---------- Entries ----------
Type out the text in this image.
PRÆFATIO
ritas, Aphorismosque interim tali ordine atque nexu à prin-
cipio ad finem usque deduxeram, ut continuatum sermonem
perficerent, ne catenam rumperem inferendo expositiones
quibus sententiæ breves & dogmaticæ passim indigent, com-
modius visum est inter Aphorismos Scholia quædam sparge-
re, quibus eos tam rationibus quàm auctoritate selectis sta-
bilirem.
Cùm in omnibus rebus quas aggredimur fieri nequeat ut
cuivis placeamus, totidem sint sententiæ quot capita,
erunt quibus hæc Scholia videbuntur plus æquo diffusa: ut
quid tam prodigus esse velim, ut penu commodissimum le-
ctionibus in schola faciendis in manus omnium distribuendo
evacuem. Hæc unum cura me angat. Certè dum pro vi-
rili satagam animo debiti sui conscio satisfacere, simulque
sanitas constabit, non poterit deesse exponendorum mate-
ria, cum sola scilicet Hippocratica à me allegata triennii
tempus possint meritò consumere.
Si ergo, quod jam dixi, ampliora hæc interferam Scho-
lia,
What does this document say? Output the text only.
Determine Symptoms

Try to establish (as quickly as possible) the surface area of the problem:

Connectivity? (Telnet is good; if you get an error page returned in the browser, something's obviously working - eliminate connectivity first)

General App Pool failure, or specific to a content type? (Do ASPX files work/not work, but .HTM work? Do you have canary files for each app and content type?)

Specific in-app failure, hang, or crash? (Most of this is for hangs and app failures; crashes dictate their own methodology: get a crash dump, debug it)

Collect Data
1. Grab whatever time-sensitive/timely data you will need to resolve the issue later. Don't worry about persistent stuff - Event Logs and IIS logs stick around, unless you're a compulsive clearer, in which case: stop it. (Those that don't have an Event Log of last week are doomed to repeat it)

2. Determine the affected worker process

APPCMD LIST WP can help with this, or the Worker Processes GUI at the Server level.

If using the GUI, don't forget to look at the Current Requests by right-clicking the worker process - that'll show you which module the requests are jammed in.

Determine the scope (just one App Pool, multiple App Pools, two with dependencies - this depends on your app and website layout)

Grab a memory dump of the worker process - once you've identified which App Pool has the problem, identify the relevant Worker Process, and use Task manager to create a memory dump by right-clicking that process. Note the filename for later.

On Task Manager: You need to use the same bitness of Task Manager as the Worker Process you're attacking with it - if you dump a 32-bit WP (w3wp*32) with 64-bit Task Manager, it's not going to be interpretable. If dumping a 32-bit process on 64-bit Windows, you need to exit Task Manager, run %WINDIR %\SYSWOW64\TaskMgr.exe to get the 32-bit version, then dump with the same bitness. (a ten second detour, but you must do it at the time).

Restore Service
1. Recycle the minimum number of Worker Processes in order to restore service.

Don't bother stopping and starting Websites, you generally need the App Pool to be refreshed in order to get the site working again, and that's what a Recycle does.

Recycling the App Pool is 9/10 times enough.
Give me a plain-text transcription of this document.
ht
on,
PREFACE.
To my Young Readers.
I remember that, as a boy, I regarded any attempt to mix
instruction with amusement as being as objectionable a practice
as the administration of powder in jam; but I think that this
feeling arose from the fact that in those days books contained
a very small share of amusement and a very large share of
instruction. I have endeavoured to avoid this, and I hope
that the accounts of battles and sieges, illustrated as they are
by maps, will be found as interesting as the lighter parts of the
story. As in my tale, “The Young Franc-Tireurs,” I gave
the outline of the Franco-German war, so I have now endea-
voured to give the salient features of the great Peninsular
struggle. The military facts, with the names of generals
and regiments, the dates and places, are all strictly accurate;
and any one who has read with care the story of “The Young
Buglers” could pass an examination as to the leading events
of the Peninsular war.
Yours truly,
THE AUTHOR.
----------
Given instruction: Copy out each record from above, exactly.

Exercise response:
Type out the text in this image.
PRÆFATIO
ritas, Aphorismosque interim tali ordine atque nexu à prin-
cipio ad finem usque deduxeram, ut continuatum sermonem
perficerent, ne catenam rumperem inferendo expositiones
quibus sententiæ breves & dogmaticæ passim indigent, com-
modius visum est inter Aphorismos Scholia quædam sparge-
re, quibus eos tam rationibus quàm auctoritate selectis sta-
bilirem.
Cùm in omnibus rebus quas aggredimur fieri nequeat ut
cuivis placeamus, totidem sint sententiæ quot capita,
erunt quibus hæc Scholia videbuntur plus æquo diffusa: ut
quid tam prodigus esse velim, ut penu commodissimum le-
ctionibus in schola faciendis in manus omnium distribuendo
evacuem. Hæc unum cura me angat. Certè dum pro vi-
rili satagam animo debiti sui conscio satisfacere, simulque
sanitas constabit, non poterit deesse exponendorum mate-
ria, cum sola scilicet Hippocratica à me allegata triennii
tempus possint meritò consumere.
Si ergo, quod jam dixi, ampliora hæc interferam Scho-
lia,
What does this document say? Output the text only.
Determine Symptoms

Try to establish (as quickly as possible) the surface area of the problem:

Connectivity? (Telnet is good; if you get an error page returned in the browser, something's obviously working - eliminate connectivity first)

General App Pool failure, or specific to a content type? (Do ASPX files work/not work, but .HTM work? Do you have canary files for each app and content type?)

Specific in-app failure, hang, or crash? (Most of this is for hangs and app failures; crashes dictate their own methodology: get a crash dump, debug it)

Collect Data
1. Grab whatever time-sensitive/timely data you will need to resolve the issue later. Don't worry about persistent stuff - Event Logs and IIS logs stick around, unless you're a compulsive clearer, in which case: stop it. (Those that don't have an Event Log of last week are doomed to repeat it)

2. Determine the affected worker process

APPCMD LIST WP can help with this, or the Worker Processes GUI at the Server level.

If using the GUI, don't forget to look at the Current Requests by right-clicking the worker process - that'll show you which module the requests are jammed in.

Determine the scope (just one App Pool, multiple App Pools, two with dependencies - this depends on your app and website layout)

Grab a memory dump of the worker process - once you've identified which App Pool has the problem, identify the relevant Worker Process, and use Task manager to create a memory dump by right-clicking that process. Note the filename for later.

On Task Manager: You need to use the same bitness of Task Manager as the Worker Process you're attacking with it - if you dump a 32-bit WP (w3wp*32) with 64-bit Task Manager, it's not going to be interpretable. If dumping a 32-bit process on 64-bit Windows, you need to exit Task Manager, run %WINDIR %\SYSWOW64\TaskMgr.exe to get the 32-bit version, then dump with the same bitness. (a ten second detour, but you must do it at the time).

Restore Service
1. Recycle the minimum number of Worker Processes in order to restore service.

Don't bother stopping and starting Websites, you generally need the App Pool to be refreshed in order to get the site working again, and that's what a Recycle does.

Recycling the App Pool is 9/10 times enough.
Give me a plain-text transcription of this document.
ht
on,
PREFACE.
To my Young Readers.
I remember that, as a boy, I regarded any attempt to mix
instruction with amusement as being as objectionable a practice
as the administration of powder in jam; but I think that this
feeling arose from the fact that in those days books contained
a very small share of amusement and a very large share of
instruction. I have endeavoured to avoid this, and I hope
that the accounts of battles and sieges, illustrated as they are
by maps, will be found as interesting as the lighter parts of the
story. As in my tale, “The Young Franc-Tireurs,” I gave
the outline of the Franco-German war, so I have now endea-
voured to give the salient features of the great Peninsular
struggle. The military facts, with the names of generals
and regiments, the dates and places, are all strictly accurate;
and any one who has read with care the story of “The Young
Buglers” could pass an examination as to the leading events
of the Peninsular war.
Yours truly,
THE AUTHOR.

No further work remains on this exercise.